Exercise prompt: Across the data below, how many lines hold "ГЛАВА"? Answer with that number and nothing else.

Saved data entries
-- Begin --

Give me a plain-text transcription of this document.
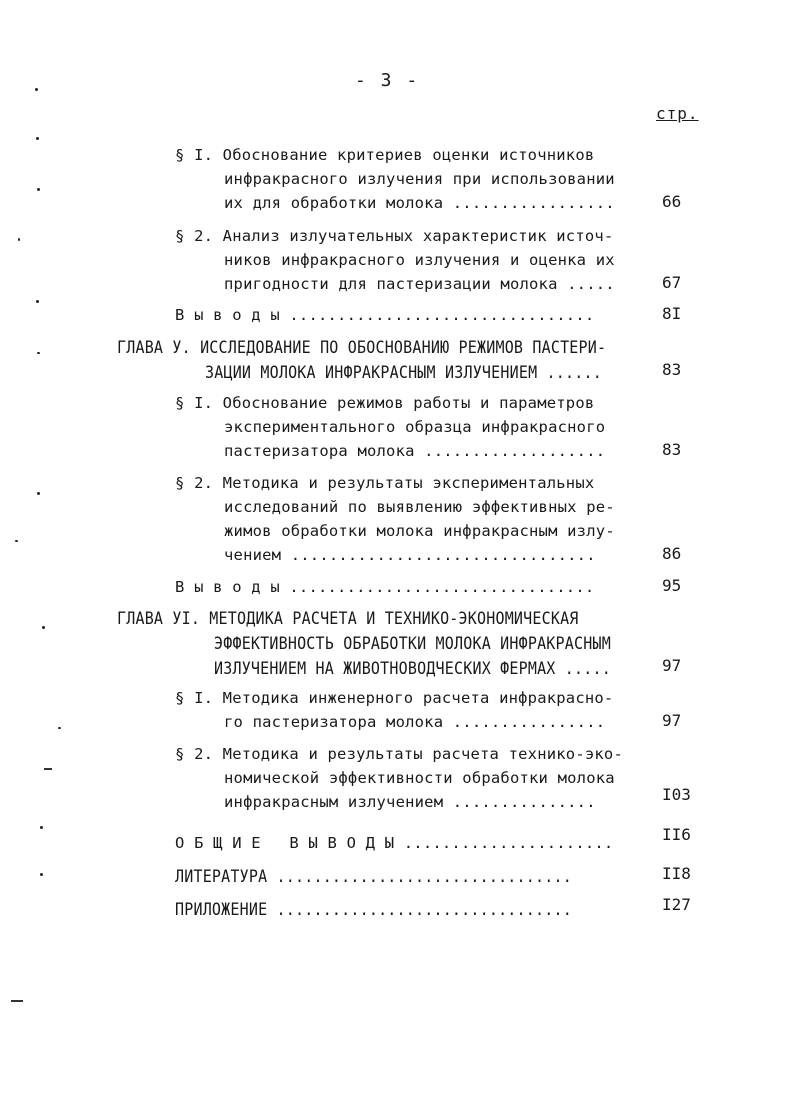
- 3 -
стр.
§ I. Обоснование критериев оценки источников
инфракрасного излучения при использовании
их для обработки молока .................	66
§ 2. Анализ излучательных характеристик источ-
ников инфракрасного излучения и оценка их
пригодности для пастеризации молока .....	67
В ы в о д ы ................................	8I
ГЛАВА У. ИССЛЕДОВАНИЕ ПО ОБОСНОВАНИЮ РЕЖИМОВ ПАСТЕРИ-
ЗАЦИИ МОЛОКА ИНФРАКРАСНЫМ ИЗЛУЧЕНИЕМ ......	83
§ I. Обоснование режимов работы и параметров
экспериментального образца инфракрасного
пастеризатора молока ...................	83
§ 2. Методика и результаты экспериментальных
исследований по выявлению эффективных ре-
жимов обработки молока инфракрасным излу-
чением ................................	86
В ы в о д ы ................................	95
ГЛАВА УI. МЕТОДИКА РАСЧЕТА И ТЕХНИКО-ЭКОНОМИЧЕСКАЯ
ЭФФЕКТИВНОСТЬ ОБРАБОТКИ МОЛОКА ИНФРАКРАСНЫМ
ИЗЛУЧЕНИЕМ НА ЖИВОТНОВОДЧЕСКИХ ФЕРМАХ .....	97
§ I. Методика инженерного расчета инфракрасно-
го пастеризатора молока ................	97
§ 2. Методика и результаты расчета технико-эко-
номической эффективности обработки молока
инфракрасным излучением ...............	I03
О Б Щ И Е   В Ы В О Д Ы ......................	II6
ЛИТЕРАТУРА ................................	II8
ПРИЛОЖЕНИЕ ................................	I27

-- End --

Reply: 2